**What you will do:**
Go through the records and give each one again exactly.

**Dataset records:**
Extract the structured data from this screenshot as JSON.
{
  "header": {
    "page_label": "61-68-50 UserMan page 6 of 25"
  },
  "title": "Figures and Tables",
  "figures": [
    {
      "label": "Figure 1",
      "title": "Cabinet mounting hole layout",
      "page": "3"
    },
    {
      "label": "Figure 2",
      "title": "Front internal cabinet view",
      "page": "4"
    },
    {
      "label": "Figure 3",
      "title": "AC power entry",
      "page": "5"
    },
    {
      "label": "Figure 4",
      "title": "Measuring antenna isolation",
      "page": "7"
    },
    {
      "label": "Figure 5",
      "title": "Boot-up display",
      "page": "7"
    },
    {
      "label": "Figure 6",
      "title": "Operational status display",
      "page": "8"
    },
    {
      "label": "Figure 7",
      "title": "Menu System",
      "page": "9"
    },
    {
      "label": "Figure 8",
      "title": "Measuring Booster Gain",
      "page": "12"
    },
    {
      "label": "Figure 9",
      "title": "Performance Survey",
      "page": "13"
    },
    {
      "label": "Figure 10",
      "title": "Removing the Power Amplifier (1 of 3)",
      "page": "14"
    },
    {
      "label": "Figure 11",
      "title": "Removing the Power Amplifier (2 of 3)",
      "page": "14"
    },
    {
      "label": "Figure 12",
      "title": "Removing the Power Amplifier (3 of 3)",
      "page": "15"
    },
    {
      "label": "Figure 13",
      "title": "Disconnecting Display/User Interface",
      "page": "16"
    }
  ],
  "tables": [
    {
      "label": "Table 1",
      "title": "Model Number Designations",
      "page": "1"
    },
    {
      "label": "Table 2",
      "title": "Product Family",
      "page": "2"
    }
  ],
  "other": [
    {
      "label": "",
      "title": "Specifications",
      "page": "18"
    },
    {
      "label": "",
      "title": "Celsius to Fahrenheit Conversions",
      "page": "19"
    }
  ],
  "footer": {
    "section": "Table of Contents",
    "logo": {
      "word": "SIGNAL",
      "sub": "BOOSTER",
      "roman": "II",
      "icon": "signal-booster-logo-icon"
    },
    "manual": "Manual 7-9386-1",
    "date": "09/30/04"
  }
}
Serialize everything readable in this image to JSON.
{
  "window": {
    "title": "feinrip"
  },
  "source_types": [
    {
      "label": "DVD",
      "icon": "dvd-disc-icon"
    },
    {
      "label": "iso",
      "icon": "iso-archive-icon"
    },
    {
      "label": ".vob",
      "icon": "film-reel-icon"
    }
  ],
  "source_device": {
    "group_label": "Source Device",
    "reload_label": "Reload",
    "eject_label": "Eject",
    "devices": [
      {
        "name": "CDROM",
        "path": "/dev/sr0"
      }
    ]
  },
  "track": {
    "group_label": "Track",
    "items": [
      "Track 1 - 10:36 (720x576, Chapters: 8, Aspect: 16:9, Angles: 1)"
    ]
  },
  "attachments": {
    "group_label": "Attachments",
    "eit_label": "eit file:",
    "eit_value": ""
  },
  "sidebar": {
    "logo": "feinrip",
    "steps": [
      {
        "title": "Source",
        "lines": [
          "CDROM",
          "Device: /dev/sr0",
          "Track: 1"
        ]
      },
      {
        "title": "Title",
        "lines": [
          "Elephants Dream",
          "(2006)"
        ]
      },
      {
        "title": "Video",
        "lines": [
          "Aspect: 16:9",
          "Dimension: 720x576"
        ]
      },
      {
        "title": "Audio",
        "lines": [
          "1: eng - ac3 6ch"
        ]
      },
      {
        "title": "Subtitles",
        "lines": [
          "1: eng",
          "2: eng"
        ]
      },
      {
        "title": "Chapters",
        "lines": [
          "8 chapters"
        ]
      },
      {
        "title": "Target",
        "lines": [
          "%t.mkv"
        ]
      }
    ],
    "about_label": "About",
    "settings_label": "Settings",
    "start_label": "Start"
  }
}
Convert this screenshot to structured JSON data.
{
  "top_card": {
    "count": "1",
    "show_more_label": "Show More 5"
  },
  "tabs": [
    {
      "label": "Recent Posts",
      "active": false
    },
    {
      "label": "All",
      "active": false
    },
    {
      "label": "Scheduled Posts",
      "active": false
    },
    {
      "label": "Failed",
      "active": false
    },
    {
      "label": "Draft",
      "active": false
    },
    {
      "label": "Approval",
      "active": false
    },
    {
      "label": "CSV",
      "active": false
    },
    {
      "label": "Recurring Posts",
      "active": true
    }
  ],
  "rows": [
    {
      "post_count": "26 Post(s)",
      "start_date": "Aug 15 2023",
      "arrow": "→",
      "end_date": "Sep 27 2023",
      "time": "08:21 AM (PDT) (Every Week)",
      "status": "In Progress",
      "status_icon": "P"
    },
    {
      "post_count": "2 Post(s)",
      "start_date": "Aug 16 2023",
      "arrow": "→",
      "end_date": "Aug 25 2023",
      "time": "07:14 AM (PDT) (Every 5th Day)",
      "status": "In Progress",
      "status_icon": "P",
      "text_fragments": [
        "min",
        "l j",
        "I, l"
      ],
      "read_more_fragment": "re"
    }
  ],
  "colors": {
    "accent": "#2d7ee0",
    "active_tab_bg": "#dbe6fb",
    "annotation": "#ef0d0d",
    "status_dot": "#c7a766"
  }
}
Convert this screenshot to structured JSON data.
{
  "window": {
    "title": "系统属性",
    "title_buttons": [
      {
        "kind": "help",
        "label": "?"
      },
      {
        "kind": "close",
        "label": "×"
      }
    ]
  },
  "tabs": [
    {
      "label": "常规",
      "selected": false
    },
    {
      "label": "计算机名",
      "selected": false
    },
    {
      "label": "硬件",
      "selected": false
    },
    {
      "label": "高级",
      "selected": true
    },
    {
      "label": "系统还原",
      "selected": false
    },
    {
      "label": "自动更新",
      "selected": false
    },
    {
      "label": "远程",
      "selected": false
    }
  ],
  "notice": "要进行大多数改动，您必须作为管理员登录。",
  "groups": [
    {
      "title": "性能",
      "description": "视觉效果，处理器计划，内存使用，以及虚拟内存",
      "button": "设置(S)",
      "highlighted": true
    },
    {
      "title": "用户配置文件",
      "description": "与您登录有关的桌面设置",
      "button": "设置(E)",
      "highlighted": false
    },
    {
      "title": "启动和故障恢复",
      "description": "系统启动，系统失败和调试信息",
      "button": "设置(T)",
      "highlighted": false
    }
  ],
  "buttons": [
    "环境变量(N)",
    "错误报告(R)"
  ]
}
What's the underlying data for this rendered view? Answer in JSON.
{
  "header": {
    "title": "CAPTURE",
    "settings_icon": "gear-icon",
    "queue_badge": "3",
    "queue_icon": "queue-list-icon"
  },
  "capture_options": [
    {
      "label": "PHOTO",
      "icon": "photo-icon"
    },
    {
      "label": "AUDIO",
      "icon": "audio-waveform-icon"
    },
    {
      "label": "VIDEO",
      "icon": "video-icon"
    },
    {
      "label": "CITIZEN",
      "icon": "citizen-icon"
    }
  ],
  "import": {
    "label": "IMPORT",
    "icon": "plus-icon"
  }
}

**Completed task:**
Extract the structured data from this screenshot as JSON.
{
  "header": {
    "page_label": "61-68-50 UserMan page 6 of 25"
  },
  "title": "Figures and Tables",
  "figures": [
    {
      "label": "Figure 1",
      "title": "Cabinet mounting hole layout",
      "page": "3"
    },
    {
      "label": "Figure 2",
      "title": "Front internal cabinet view",
      "page": "4"
    },
    {
      "label": "Figure 3",
      "title": "AC power entry",
      "page": "5"
    },
    {
      "label": "Figure 4",
      "title": "Measuring antenna isolation",
      "page": "7"
    },
    {
      "label": "Figure 5",
      "title": "Boot-up display",
      "page": "7"
    },
    {
      "label": "Figure 6",
      "title": "Operational status display",
      "page": "8"
    },
    {
      "label": "Figure 7",
      "title": "Menu System",
      "page": "9"
    },
    {
      "label": "Figure 8",
      "title": "Measuring Booster Gain",
      "page": "12"
    },
    {
      "label": "Figure 9",
      "title": "Performance Survey",
      "page": "13"
    },
    {
      "label": "Figure 10",
      "title": "Removing the Power Amplifier (1 of 3)",
      "page": "14"
    },
    {
      "label": "Figure 11",
      "title": "Removing the Power Amplifier (2 of 3)",
      "page": "14"
    },
    {
      "label": "Figure 12",
      "title": "Removing the Power Amplifier (3 of 3)",
      "page": "15"
    },
    {
      "label": "Figure 13",
      "title": "Disconnecting Display/User Interface",
      "page": "16"
    }
  ],
  "tables": [
    {
      "label": "Table 1",
      "title": "Model Number Designations",
      "page": "1"
    },
    {
      "label": "Table 2",
      "title": "Product Family",
      "page": "2"
    }
  ],
  "other": [
    {
      "label": "",
      "title": "Specifications",
      "page": "18"
    },
    {
      "label": "",
      "title": "Celsius to Fahrenheit Conversions",
      "page": "19"
    }
  ],
  "footer": {
    "section": "Table of Contents",
    "logo": {
      "word": "SIGNAL",
      "sub": "BOOSTER",
      "roman": "II",
      "icon": "signal-booster-logo-icon"
    },
    "manual": "Manual 7-9386-1",
    "date": "09/30/04"
  }
}
Serialize everything readable in this image to JSON.
{
  "window": {
    "title": "feinrip"
  },
  "source_types": [
    {
      "label": "DVD",
      "icon": "dvd-disc-icon"
    },
    {
      "label": "iso",
      "icon": "iso-archive-icon"
    },
    {
      "label": ".vob",
      "icon": "film-reel-icon"
    }
  ],
  "source_device": {
    "group_label": "Source Device",
    "reload_label": "Reload",
    "eject_label": "Eject",
    "devices": [
      {
        "name": "CDROM",
        "path": "/dev/sr0"
      }
    ]
  },
  "track": {
    "group_label": "Track",
    "items": [
      "Track 1 - 10:36 (720x576, Chapters: 8, Aspect: 16:9, Angles: 1)"
    ]
  },
  "attachments": {
    "group_label": "Attachments",
    "eit_label": "eit file:",
    "eit_value": ""
  },
  "sidebar": {
    "logo": "feinrip",
    "steps": [
      {
        "title": "Source",
        "lines": [
          "CDROM",
          "Device: /dev/sr0",
          "Track: 1"
        ]
      },
      {
        "title": "Title",
        "lines": [
          "Elephants Dream",
          "(2006)"
        ]
      },
      {
        "title": "Video",
        "lines": [
          "Aspect: 16:9",
          "Dimension: 720x576"
        ]
      },
      {
        "title": "Audio",
        "lines": [
          "1: eng - ac3 6ch"
        ]
      },
      {
        "title": "Subtitles",
        "lines": [
          "1: eng",
          "2: eng"
        ]
      },
      {
        "title": "Chapters",
        "lines": [
          "8 chapters"
        ]
      },
      {
        "title": "Target",
        "lines": [
          "%t.mkv"
        ]
      }
    ],
    "about_label": "About",
    "settings_label": "Settings",
    "start_label": "Start"
  }
}
Convert this screenshot to structured JSON data.
{
  "top_card": {
    "count": "1",
    "show_more_label": "Show More 5"
  },
  "tabs": [
    {
      "label": "Recent Posts",
      "active": false
    },
    {
      "label": "All",
      "active": false
    },
    {
      "label": "Scheduled Posts",
      "active": false
    },
    {
      "label": "Failed",
      "active": false
    },
    {
      "label": "Draft",
      "active": false
    },
    {
      "label": "Approval",
      "active": false
    },
    {
      "label": "CSV",
      "active": false
    },
    {
      "label": "Recurring Posts",
      "active": true
    }
  ],
  "rows": [
    {
      "post_count": "26 Post(s)",
      "start_date": "Aug 15 2023",
      "arrow": "→",
      "end_date": "Sep 27 2023",
      "time": "08:21 AM (PDT) (Every Week)",
      "status": "In Progress",
      "status_icon": "P"
    },
    {
      "post_count": "2 Post(s)",
      "start_date": "Aug 16 2023",
      "arrow": "→",
      "end_date": "Aug 25 2023",
      "time": "07:14 AM (PDT) (Every 5th Day)",
      "status": "In Progress",
      "status_icon": "P",
      "text_fragments": [
        "min",
        "l j",
        "I, l"
      ],
      "read_more_fragment": "re"
    }
  ],
  "colors": {
    "accent": "#2d7ee0",
    "active_tab_bg": "#dbe6fb",
    "annotation": "#ef0d0d",
    "status_dot": "#c7a766"
  }
}
Convert this screenshot to structured JSON data.
{
  "window": {
    "title": "系统属性",
    "title_buttons": [
      {
        "kind": "help",
        "label": "?"
      },
      {
        "kind": "close",
        "label": "×"
      }
    ]
  },
  "tabs": [
    {
      "label": "常规",
      "selected": false
    },
    {
      "label": "计算机名",
      "selected": false
    },
    {
      "label": "硬件",
      "selected": false
    },
    {
      "label": "高级",
      "selected": true
    },
    {
      "label": "系统还原",
      "selected": false
    },
    {
      "label": "自动更新",
      "selected": false
    },
    {
      "label": "远程",
      "selected": false
    }
  ],
  "notice": "要进行大多数改动，您必须作为管理员登录。",
  "groups": [
    {
      "title": "性能",
      "description": "视觉效果，处理器计划，内存使用，以及虚拟内存",
      "button": "设置(S)",
      "highlighted": true
    },
    {
      "title": "用户配置文件",
      "description": "与您登录有关的桌面设置",
      "button": "设置(E)",
      "highlighted": false
    },
    {
      "title": "启动和故障恢复",
      "description": "系统启动，系统失败和调试信息",
      "button": "设置(T)",
      "highlighted": false
    }
  ],
  "buttons": [
    "环境变量(N)",
    "错误报告(R)"
  ]
}
What's the underlying data for this rendered view? Answer in JSON.
{
  "header": {
    "title": "CAPTURE",
    "settings_icon": "gear-icon",
    "queue_badge": "3",
    "queue_icon": "queue-list-icon"
  },
  "capture_options": [
    {
      "label": "PHOTO",
      "icon": "photo-icon"
    },
    {
      "label": "AUDIO",
      "icon": "audio-waveform-icon"
    },
    {
      "label": "VIDEO",
      "icon": "video-icon"
    },
    {
      "label": "CITIZEN",
      "icon": "citizen-icon"
    }
  ],
  "import": {
    "label": "IMPORT",
    "icon": "plus-icon"
  }
}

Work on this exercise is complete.